### WHAT IS NEEDED
Exact reproduction is required for all entries.
>> START PROVIDED RECORDS
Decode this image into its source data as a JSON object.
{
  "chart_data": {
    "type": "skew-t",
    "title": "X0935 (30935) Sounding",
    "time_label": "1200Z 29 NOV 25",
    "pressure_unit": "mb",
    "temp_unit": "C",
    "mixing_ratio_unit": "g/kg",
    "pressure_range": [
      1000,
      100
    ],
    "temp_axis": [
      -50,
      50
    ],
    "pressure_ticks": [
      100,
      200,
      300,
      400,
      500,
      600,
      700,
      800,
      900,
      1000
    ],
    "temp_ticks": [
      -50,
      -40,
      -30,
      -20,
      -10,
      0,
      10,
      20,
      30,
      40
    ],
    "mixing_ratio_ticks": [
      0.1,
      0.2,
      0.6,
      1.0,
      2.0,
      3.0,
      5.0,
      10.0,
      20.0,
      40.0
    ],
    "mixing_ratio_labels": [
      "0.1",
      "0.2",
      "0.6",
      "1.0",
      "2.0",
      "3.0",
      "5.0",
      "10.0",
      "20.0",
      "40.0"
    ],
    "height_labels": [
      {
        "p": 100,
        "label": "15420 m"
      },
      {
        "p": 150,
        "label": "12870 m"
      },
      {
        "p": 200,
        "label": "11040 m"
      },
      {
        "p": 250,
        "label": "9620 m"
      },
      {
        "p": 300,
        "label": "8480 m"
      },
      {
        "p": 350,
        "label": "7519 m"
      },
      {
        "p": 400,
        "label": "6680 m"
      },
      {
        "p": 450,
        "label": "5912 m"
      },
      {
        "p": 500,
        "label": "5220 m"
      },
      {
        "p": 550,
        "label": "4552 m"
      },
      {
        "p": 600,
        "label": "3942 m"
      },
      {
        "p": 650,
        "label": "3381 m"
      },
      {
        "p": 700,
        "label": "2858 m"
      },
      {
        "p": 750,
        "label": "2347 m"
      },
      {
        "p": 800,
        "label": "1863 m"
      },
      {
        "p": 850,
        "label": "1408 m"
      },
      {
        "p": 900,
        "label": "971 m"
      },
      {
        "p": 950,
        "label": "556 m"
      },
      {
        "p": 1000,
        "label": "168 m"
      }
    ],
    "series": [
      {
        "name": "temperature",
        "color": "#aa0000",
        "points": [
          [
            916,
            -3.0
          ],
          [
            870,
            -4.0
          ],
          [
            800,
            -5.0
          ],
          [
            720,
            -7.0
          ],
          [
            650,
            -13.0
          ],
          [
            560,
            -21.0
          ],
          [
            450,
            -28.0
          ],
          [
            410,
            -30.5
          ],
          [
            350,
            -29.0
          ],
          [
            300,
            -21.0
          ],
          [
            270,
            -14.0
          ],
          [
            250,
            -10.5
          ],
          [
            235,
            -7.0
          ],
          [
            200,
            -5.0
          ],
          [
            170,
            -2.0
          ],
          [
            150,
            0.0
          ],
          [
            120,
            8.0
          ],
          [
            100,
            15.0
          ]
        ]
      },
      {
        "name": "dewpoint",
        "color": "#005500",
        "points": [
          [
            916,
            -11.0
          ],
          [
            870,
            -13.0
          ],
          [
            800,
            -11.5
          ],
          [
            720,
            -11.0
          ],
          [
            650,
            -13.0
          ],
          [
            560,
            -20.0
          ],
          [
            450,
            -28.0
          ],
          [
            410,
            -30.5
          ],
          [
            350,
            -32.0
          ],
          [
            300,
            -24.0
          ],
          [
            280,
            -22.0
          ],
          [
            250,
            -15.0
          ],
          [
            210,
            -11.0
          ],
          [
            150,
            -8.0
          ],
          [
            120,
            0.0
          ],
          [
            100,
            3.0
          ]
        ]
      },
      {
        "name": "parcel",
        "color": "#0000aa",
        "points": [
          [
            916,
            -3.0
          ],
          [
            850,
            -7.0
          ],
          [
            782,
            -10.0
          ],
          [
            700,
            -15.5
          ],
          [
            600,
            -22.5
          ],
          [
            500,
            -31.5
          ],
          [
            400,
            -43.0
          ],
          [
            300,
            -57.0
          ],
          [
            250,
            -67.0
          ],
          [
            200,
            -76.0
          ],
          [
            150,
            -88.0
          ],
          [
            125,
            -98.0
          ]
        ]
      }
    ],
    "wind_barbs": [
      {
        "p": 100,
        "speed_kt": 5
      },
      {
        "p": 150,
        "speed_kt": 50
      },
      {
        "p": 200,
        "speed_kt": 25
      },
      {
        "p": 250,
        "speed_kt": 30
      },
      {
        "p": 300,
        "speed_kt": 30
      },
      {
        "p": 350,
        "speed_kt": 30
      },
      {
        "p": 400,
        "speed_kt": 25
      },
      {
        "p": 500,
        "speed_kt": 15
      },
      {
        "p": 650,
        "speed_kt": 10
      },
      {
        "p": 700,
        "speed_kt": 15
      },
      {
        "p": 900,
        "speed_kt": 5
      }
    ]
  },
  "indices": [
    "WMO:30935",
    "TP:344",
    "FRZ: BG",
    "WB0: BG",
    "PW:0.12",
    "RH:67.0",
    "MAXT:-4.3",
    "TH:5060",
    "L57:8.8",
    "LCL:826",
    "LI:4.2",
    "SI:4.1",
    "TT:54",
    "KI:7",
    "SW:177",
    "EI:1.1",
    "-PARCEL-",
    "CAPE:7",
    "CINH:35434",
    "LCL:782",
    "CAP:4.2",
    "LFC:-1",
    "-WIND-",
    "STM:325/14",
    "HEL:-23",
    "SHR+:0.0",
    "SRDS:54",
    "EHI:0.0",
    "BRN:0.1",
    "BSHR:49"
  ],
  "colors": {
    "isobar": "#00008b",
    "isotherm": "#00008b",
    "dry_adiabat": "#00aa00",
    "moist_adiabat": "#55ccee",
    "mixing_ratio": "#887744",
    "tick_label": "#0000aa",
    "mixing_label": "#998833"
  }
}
>> END PROVIDED RECORDS
### PROBLEM SOLUTION
Decode this image into its source data as a JSON object.
{
  "chart_data": {
    "type": "skew-t",
    "title": "X0935 (30935) Sounding",
    "time_label": "1200Z 29 NOV 25",
    "pressure_unit": "mb",
    "temp_unit": "C",
    "mixing_ratio_unit": "g/kg",
    "pressure_range": [
      1000,
      100
    ],
    "temp_axis": [
      -50,
      50
    ],
    "pressure_ticks": [
      100,
      200,
      300,
      400,
      500,
      600,
      700,
      800,
      900,
      1000
    ],
    "temp_ticks": [
      -50,
      -40,
      -30,
      -20,
      -10,
      0,
      10,
      20,
      30,
      40
    ],
    "mixing_ratio_ticks": [
      0.1,
      0.2,
      0.6,
      1.0,
      2.0,
      3.0,
      5.0,
      10.0,
      20.0,
      40.0
    ],
    "mixing_ratio_labels": [
      "0.1",
      "0.2",
      "0.6",
      "1.0",
      "2.0",
      "3.0",
      "5.0",
      "10.0",
      "20.0",
      "40.0"
    ],
    "height_labels": [
      {
        "p": 100,
        "label": "15420 m"
      },
      {
        "p": 150,
        "label": "12870 m"
      },
      {
        "p": 200,
        "label": "11040 m"
      },
      {
        "p": 250,
        "label": "9620 m"
      },
      {
        "p": 300,
        "label": "8480 m"
      },
      {
        "p": 350,
        "label": "7519 m"
      },
      {
        "p": 400,
        "label": "6680 m"
      },
      {
        "p": 450,
        "label": "5912 m"
      },
      {
        "p": 500,
        "label": "5220 m"
      },
      {
        "p": 550,
        "label": "4552 m"
      },
      {
        "p": 600,
        "label": "3942 m"
      },
      {
        "p": 650,
        "label": "3381 m"
      },
      {
        "p": 700,
        "label": "2858 m"
      },
      {
        "p": 750,
        "label": "2347 m"
      },
      {
        "p": 800,
        "label": "1863 m"
      },
      {
        "p": 850,
        "label": "1408 m"
      },
      {
        "p": 900,
        "label": "971 m"
      },
      {
        "p": 950,
        "label": "556 m"
      },
      {
        "p": 1000,
        "label": "168 m"
      }
    ],
    "series": [
      {
        "name": "temperature",
        "color": "#aa0000",
        "points": [
          [
            916,
            -3.0
          ],
          [
            870,
            -4.0
          ],
          [
            800,
            -5.0
          ],
          [
            720,
            -7.0
          ],
          [
            650,
            -13.0
          ],
          [
            560,
            -21.0
          ],
          [
            450,
            -28.0
          ],
          [
            410,
            -30.5
          ],
          [
            350,
            -29.0
          ],
          [
            300,
            -21.0
          ],
          [
            270,
            -14.0
          ],
          [
            250,
            -10.5
          ],
          [
            235,
            -7.0
          ],
          [
            200,
            -5.0
          ],
          [
            170,
            -2.0
          ],
          [
            150,
            0.0
          ],
          [
            120,
            8.0
          ],
          [
            100,
            15.0
          ]
        ]
      },
      {
        "name": "dewpoint",
        "color": "#005500",
        "points": [
          [
            916,
            -11.0
          ],
          [
            870,
            -13.0
          ],
          [
            800,
            -11.5
          ],
          [
            720,
            -11.0
          ],
          [
            650,
            -13.0
          ],
          [
            560,
            -20.0
          ],
          [
            450,
            -28.0
          ],
          [
            410,
            -30.5
          ],
          [
            350,
            -32.0
          ],
          [
            300,
            -24.0
          ],
          [
            280,
            -22.0
          ],
          [
            250,
            -15.0
          ],
          [
            210,
            -11.0
          ],
          [
            150,
            -8.0
          ],
          [
            120,
            0.0
          ],
          [
            100,
            3.0
          ]
        ]
      },
      {
        "name": "parcel",
        "color": "#0000aa",
        "points": [
          [
            916,
            -3.0
          ],
          [
            850,
            -7.0
          ],
          [
            782,
            -10.0
          ],
          [
            700,
            -15.5
          ],
          [
            600,
            -22.5
          ],
          [
            500,
            -31.5
          ],
          [
            400,
            -43.0
          ],
          [
            300,
            -57.0
          ],
          [
            250,
            -67.0
          ],
          [
            200,
            -76.0
          ],
          [
            150,
            -88.0
          ],
          [
            125,
            -98.0
          ]
        ]
      }
    ],
    "wind_barbs": [
      {
        "p": 100,
        "speed_kt": 5
      },
      {
        "p": 150,
        "speed_kt": 50
      },
      {
        "p": 200,
        "speed_kt": 25
      },
      {
        "p": 250,
        "speed_kt": 30
      },
      {
        "p": 300,
        "speed_kt": 30
      },
      {
        "p": 350,
        "speed_kt": 30
      },
      {
        "p": 400,
        "speed_kt": 25
      },
      {
        "p": 500,
        "speed_kt": 15
      },
      {
        "p": 650,
        "speed_kt": 10
      },
      {
        "p": 700,
        "speed_kt": 15
      },
      {
        "p": 900,
        "speed_kt": 5
      }
    ]
  },
  "indices": [
    "WMO:30935",
    "TP:344",
    "FRZ: BG",
    "WB0: BG",
    "PW:0.12",
    "RH:67.0",
    "MAXT:-4.3",
    "TH:5060",
    "L57:8.8",
    "LCL:826",
    "LI:4.2",
    "SI:4.1",
    "TT:54",
    "KI:7",
    "SW:177",
    "EI:1.1",
    "-PARCEL-",
    "CAPE:7",
    "CINH:35434",
    "LCL:782",
    "CAP:4.2",
    "LFC:-1",
    "-WIND-",
    "STM:325/14",
    "HEL:-23",
    "SHR+:0.0",
    "SRDS:54",
    "EHI:0.0",
    "BRN:0.1",
    "BSHR:49"
  ],
  "colors": {
    "isobar": "#00008b",
    "isotherm": "#00008b",
    "dry_adiabat": "#00aa00",
    "moist_adiabat": "#55ccee",
    "mixing_ratio": "#887744",
    "tick_label": "#0000aa",
    "mixing_label": "#998833"
  }
}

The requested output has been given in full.